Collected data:
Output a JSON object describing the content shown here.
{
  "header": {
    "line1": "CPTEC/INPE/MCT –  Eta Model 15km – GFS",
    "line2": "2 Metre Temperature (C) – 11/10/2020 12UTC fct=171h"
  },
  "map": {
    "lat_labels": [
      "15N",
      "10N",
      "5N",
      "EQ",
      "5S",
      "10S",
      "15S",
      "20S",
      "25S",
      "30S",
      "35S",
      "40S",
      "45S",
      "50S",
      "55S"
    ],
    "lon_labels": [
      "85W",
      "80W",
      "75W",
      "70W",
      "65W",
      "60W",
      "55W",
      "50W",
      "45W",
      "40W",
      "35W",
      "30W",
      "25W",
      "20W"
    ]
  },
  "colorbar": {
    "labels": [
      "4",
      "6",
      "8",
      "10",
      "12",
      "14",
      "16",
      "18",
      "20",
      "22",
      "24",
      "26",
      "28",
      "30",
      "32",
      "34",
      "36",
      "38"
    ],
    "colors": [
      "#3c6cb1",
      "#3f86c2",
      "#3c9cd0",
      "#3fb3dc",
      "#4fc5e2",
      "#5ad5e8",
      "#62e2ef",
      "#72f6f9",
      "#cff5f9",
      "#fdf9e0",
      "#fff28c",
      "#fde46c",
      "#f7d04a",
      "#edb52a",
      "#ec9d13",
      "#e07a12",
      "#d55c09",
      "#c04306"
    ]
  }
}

## Work to be completed
Give an exact copy of all the data shown above.

## Expected output
Output a JSON object describing the content shown here.
{
  "header": {
    "line1": "CPTEC/INPE/MCT –  Eta Model 15km – GFS",
    "line2": "2 Metre Temperature (C) – 11/10/2020 12UTC fct=171h"
  },
  "map": {
    "lat_labels": [
      "15N",
      "10N",
      "5N",
      "EQ",
      "5S",
      "10S",
      "15S",
      "20S",
      "25S",
      "30S",
      "35S",
      "40S",
      "45S",
      "50S",
      "55S"
    ],
    "lon_labels": [
      "85W",
      "80W",
      "75W",
      "70W",
      "65W",
      "60W",
      "55W",
      "50W",
      "45W",
      "40W",
      "35W",
      "30W",
      "25W",
      "20W"
    ]
  },
  "colorbar": {
    "labels": [
      "4",
      "6",
      "8",
      "10",
      "12",
      "14",
      "16",
      "18",
      "20",
      "22",
      "24",
      "26",
      "28",
      "30",
      "32",
      "34",
      "36",
      "38"
    ],
    "colors": [
      "#3c6cb1",
      "#3f86c2",
      "#3c9cd0",
      "#3fb3dc",
      "#4fc5e2",
      "#5ad5e8",
      "#62e2ef",
      "#72f6f9",
      "#cff5f9",
      "#fdf9e0",
      "#fff28c",
      "#fde46c",
      "#f7d04a",
      "#edb52a",
      "#ec9d13",
      "#e07a12",
      "#d55c09",
      "#c04306"
    ]
  }
}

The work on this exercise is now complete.